Write the records out again, precisely as they stand.

Data in this exercise ▸
- - - - -

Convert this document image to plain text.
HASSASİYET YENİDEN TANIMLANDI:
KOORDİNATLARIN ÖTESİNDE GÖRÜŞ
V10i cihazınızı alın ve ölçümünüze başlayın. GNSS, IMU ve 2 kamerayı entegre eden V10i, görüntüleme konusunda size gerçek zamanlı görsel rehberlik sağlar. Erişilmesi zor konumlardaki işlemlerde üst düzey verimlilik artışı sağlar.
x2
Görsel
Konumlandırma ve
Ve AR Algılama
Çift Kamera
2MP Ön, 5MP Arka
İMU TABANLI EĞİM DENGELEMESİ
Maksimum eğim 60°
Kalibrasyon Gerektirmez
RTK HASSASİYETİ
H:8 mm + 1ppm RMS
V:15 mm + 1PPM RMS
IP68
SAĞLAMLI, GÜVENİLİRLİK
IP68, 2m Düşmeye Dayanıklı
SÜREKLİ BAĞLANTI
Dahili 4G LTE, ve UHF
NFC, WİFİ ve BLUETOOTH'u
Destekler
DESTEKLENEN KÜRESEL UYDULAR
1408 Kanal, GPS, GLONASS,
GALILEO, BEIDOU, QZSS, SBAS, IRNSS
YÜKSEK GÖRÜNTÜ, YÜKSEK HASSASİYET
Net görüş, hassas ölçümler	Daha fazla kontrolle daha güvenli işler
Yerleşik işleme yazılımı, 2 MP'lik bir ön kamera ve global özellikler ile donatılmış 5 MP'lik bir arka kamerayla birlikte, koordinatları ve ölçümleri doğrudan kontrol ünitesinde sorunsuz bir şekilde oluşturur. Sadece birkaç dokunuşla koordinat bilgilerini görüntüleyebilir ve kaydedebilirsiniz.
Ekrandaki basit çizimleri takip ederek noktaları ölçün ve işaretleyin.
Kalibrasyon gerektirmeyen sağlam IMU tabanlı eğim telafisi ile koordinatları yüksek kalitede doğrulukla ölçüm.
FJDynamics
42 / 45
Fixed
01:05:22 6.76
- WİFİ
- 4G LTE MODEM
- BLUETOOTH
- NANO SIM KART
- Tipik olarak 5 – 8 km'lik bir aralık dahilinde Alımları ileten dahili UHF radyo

- - - - -

Response ▸
Convert this document image to plain text.
HASSASİYET YENİDEN TANIMLANDI:
KOORDİNATLARIN ÖTESİNDE GÖRÜŞ
V10i cihazınızı alın ve ölçümünüze başlayın. GNSS, IMU ve 2 kamerayı entegre eden V10i, görüntüleme konusunda size gerçek zamanlı görsel rehberlik sağlar. Erişilmesi zor konumlardaki işlemlerde üst düzey verimlilik artışı sağlar.
x2
Görsel
Konumlandırma ve
Ve AR Algılama
Çift Kamera
2MP Ön, 5MP Arka
İMU TABANLI EĞİM DENGELEMESİ
Maksimum eğim 60°
Kalibrasyon Gerektirmez
RTK HASSASİYETİ
H:8 mm + 1ppm RMS
V:15 mm + 1PPM RMS
IP68
SAĞLAMLI, GÜVENİLİRLİK
IP68, 2m Düşmeye Dayanıklı
SÜREKLİ BAĞLANTI
Dahili 4G LTE, ve UHF
NFC, WİFİ ve BLUETOOTH'u
Destekler
DESTEKLENEN KÜRESEL UYDULAR
1408 Kanal, GPS, GLONASS,
GALILEO, BEIDOU, QZSS, SBAS, IRNSS
YÜKSEK GÖRÜNTÜ, YÜKSEK HASSASİYET
Net görüş, hassas ölçümler	Daha fazla kontrolle daha güvenli işler
Yerleşik işleme yazılımı, 2 MP'lik bir ön kamera ve global özellikler ile donatılmış 5 MP'lik bir arka kamerayla birlikte, koordinatları ve ölçümleri doğrudan kontrol ünitesinde sorunsuz bir şekilde oluşturur. Sadece birkaç dokunuşla koordinat bilgilerini görüntüleyebilir ve kaydedebilirsiniz.
Ekrandaki basit çizimleri takip ederek noktaları ölçün ve işaretleyin.
Kalibrasyon gerektirmeyen sağlam IMU tabanlı eğim telafisi ile koordinatları yüksek kalitede doğrulukla ölçüm.
FJDynamics
42 / 45
Fixed
01:05:22 6.76
- WİFİ
- 4G LTE MODEM
- BLUETOOTH
- NANO SIM KART
- Tipik olarak 5 – 8 km'lik bir aralık dahilinde Alımları ileten dahili UHF radyo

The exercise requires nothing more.